----- Data in this exercise
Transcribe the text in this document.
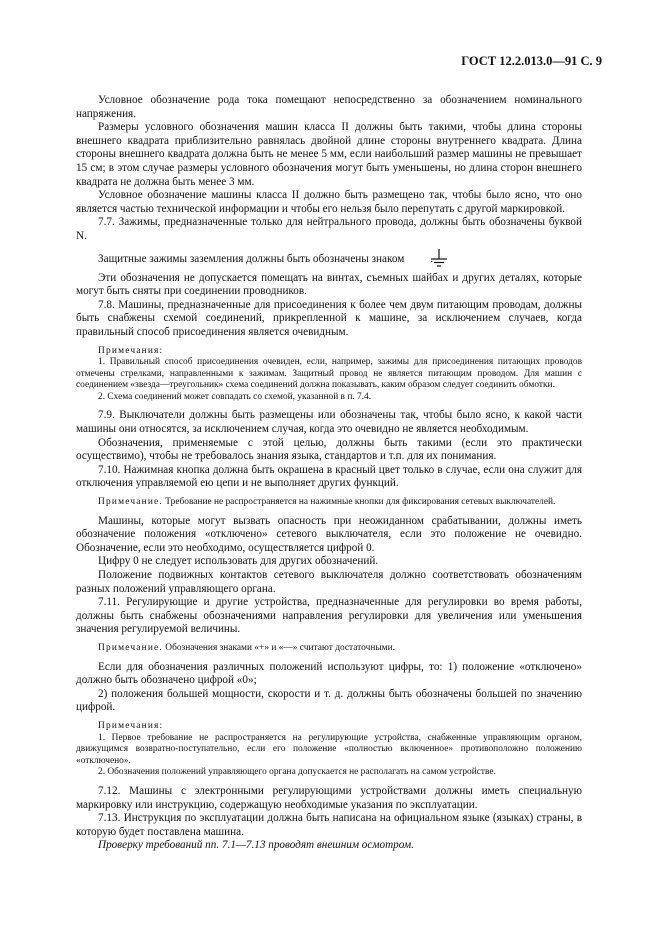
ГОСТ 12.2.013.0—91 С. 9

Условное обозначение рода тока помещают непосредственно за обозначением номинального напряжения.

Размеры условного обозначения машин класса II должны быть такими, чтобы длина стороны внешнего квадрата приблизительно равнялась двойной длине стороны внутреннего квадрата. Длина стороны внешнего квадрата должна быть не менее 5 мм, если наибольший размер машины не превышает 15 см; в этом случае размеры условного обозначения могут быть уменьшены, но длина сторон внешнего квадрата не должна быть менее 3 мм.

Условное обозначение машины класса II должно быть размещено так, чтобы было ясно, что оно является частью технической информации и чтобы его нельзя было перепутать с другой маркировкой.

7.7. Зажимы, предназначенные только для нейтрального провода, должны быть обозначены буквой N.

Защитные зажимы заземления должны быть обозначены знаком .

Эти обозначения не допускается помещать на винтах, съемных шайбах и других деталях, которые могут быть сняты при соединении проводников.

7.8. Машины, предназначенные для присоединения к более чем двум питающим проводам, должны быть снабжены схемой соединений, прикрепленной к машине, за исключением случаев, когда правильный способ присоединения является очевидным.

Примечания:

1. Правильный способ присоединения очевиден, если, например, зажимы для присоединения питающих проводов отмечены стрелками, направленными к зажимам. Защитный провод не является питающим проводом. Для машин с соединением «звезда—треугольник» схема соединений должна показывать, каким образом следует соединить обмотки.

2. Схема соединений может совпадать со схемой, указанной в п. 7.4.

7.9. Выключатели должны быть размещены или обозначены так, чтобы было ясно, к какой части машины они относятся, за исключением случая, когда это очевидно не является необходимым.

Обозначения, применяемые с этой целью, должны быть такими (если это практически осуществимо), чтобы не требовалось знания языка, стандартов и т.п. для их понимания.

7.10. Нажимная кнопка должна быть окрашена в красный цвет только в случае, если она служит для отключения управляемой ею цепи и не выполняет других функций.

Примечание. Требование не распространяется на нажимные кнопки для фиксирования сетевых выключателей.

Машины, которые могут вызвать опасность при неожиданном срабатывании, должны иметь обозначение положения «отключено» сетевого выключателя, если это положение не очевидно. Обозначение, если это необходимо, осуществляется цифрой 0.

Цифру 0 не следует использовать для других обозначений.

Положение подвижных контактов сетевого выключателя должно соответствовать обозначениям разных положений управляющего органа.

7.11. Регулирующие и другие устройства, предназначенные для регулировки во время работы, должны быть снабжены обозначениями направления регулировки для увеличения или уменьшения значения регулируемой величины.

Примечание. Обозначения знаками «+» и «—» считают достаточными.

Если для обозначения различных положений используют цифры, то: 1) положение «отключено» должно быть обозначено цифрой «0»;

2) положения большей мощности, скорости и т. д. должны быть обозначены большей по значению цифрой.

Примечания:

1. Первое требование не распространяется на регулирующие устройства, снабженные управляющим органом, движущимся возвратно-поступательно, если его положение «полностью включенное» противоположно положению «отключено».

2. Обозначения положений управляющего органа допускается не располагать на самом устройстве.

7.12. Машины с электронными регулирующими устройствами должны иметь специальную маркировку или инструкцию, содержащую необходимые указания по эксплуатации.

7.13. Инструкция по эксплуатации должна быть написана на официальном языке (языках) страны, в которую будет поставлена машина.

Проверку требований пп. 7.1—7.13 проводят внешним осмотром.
----------
----- Data in this exercise
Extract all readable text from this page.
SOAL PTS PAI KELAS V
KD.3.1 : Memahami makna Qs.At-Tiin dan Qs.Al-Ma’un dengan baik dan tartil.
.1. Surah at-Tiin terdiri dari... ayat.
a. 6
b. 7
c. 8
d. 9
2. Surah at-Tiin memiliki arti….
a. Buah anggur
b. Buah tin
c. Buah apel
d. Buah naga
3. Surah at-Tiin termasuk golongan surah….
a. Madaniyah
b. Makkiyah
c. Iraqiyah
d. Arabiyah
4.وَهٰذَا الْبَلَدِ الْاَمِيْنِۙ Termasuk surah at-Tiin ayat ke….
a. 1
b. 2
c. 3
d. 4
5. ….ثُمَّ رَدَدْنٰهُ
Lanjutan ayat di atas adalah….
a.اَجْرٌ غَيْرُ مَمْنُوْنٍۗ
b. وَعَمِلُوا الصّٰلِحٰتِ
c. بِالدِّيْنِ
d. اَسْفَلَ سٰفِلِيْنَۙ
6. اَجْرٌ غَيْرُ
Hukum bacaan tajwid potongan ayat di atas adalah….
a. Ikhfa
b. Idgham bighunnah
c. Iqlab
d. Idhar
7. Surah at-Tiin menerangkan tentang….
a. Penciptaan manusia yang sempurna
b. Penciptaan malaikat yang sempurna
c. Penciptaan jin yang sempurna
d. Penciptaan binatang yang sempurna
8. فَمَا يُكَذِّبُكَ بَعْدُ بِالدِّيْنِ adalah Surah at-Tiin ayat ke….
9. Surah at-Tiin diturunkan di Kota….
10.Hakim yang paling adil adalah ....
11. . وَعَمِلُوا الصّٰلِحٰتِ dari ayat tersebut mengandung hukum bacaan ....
----------
Task details
Look through the listing above and count the lines where the string "Примечание" appears. Report the number only.

Result for this task
2